_Instructions for the task:_
State how many lines include "maqsadi", giving the number by itself.

_Task material:_
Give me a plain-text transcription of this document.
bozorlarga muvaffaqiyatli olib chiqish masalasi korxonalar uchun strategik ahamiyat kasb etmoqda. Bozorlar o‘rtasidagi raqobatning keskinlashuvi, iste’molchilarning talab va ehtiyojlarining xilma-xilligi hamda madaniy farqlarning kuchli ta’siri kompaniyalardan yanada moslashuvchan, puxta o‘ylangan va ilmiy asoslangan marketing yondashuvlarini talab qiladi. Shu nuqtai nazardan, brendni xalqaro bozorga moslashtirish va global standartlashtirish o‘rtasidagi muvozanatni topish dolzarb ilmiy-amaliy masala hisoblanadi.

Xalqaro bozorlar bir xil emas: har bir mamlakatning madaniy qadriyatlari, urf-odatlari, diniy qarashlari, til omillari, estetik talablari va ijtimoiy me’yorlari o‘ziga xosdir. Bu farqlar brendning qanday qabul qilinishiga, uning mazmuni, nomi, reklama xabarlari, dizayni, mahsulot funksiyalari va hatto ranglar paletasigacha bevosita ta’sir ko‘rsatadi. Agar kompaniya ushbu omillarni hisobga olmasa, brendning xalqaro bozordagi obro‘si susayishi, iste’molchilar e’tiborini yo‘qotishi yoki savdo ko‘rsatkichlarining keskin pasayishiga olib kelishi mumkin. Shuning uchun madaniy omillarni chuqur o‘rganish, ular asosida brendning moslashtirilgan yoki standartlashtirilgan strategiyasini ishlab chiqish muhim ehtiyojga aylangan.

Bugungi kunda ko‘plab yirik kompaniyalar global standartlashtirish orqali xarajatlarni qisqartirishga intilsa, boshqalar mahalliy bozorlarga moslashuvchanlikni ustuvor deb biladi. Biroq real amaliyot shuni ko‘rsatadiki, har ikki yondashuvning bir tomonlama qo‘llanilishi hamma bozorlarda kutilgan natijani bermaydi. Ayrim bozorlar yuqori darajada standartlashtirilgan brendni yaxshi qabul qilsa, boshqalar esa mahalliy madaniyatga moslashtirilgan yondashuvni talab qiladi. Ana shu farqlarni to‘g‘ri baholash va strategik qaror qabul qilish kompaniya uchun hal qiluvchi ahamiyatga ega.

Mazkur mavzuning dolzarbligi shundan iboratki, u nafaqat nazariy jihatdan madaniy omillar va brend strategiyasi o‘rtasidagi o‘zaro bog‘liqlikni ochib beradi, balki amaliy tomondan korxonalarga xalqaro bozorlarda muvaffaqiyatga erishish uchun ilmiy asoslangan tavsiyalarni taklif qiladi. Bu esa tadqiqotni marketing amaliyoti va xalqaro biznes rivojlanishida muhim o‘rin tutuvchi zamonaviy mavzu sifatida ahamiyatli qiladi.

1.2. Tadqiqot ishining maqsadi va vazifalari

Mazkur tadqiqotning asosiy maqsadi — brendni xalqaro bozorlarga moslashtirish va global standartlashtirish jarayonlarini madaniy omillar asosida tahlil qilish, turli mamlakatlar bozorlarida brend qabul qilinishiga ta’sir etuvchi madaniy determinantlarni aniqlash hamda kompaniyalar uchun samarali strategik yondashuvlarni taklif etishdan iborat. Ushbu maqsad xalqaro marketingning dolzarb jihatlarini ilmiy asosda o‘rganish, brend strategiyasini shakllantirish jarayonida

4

_Result:_
2